EXERCISE DETAILS: Return only the number of lines holding the word "label".

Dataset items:
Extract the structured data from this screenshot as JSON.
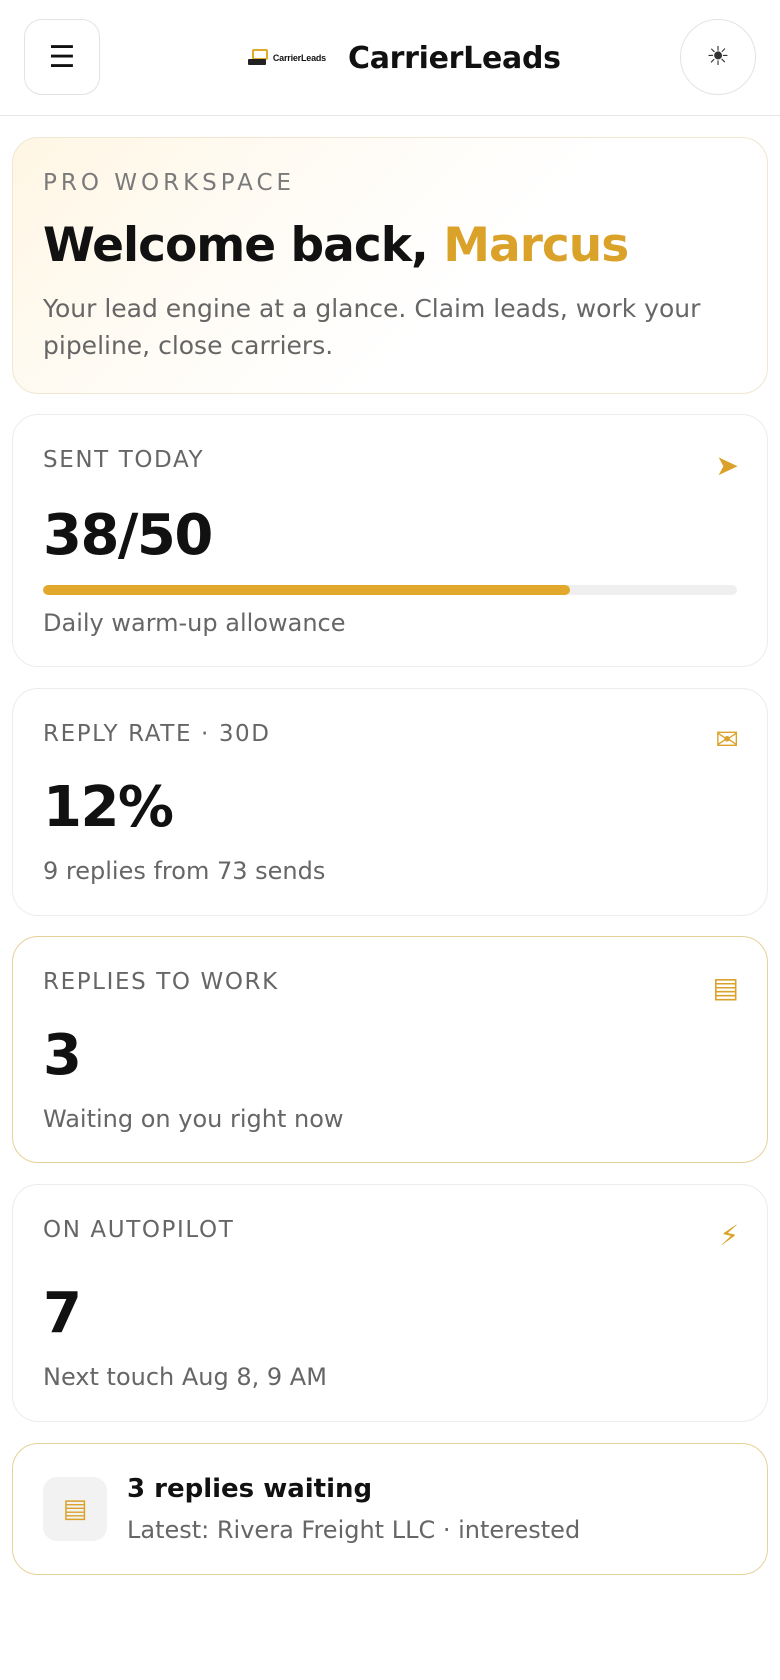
{
  "header": {
    "menu_icon": "☰",
    "brand_logo_text": "CarrierLeads",
    "brand_name": "CarrierLeads",
    "theme_icon": "☀"
  },
  "hero": {
    "eyebrow": "PRO WORKSPACE",
    "greeting": "Welcome back, ",
    "user_name": "Marcus",
    "subtitle": "Your lead engine at a glance. Claim leads, work your pipeline, close carriers."
  },
  "stats": {
    "sent_today": {
      "label": "SENT TODAY",
      "icon": "➤",
      "icon_name": "send-icon",
      "value": "38/50",
      "progress_fraction": 0.76,
      "caption": "Daily warm-up allowance"
    },
    "reply_rate": {
      "label": "REPLY RATE · 30D",
      "icon": "✉",
      "icon_name": "envelope-icon",
      "value": "12%",
      "caption": "9 replies from 73 sends"
    },
    "replies_to_work": {
      "label": "REPLIES TO WORK",
      "icon": "▤",
      "icon_name": "inbox-icon",
      "value": "3",
      "caption": "Waiting on you right now"
    },
    "autopilot": {
      "label": "ON AUTOPILOT",
      "icon": "⚡",
      "icon_name": "lightning-icon",
      "value": "7",
      "caption": "Next touch Aug 8, 9 AM"
    }
  },
  "notice": {
    "icon": "▤",
    "title": "3 replies waiting",
    "subtitle": "Latest: Rivera Freight LLC · interested"
  },
  "colors": {
    "accent": "#dba22a",
    "progress": "#e2a82b",
    "highlight_border": "#e6d199"
  }
}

FINISHED ANSWER: 4